GIVEN INSTRUCTION —
In the material below, list every line carrying the string "物体的最大速度为".

SUPPLIED MATERIAL —
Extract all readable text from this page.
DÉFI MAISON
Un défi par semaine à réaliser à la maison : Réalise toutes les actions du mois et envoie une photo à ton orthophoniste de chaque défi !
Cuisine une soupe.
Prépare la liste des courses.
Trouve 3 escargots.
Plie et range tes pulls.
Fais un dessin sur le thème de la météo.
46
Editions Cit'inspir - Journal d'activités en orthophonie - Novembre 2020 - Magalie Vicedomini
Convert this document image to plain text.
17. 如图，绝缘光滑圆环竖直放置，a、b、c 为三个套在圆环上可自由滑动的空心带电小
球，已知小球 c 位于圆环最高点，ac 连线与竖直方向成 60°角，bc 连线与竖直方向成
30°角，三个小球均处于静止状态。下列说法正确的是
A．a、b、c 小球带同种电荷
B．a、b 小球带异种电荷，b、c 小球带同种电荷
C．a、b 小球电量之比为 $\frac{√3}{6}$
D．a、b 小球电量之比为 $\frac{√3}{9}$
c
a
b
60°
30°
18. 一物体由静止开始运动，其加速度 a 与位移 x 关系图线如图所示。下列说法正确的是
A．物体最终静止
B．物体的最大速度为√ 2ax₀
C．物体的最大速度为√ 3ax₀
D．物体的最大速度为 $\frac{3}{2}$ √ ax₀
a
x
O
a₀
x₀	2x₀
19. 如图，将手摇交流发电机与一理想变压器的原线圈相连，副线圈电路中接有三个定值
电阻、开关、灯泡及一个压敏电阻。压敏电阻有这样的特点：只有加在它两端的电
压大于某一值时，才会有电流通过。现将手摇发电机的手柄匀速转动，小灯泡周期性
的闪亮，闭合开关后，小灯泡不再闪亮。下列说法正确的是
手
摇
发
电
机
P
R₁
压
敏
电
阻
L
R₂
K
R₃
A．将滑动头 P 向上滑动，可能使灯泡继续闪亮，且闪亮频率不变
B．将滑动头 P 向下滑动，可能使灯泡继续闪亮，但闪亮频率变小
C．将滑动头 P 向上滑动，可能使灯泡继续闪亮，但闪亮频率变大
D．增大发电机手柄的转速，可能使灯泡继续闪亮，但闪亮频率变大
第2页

COMPLETE ANSWER —
B．物体的最大速度为√ 2ax₀
C．物体的最大速度为√ 3ax₀
D．物体的最大速度为 $\frac{3}{2}$ √ ax₀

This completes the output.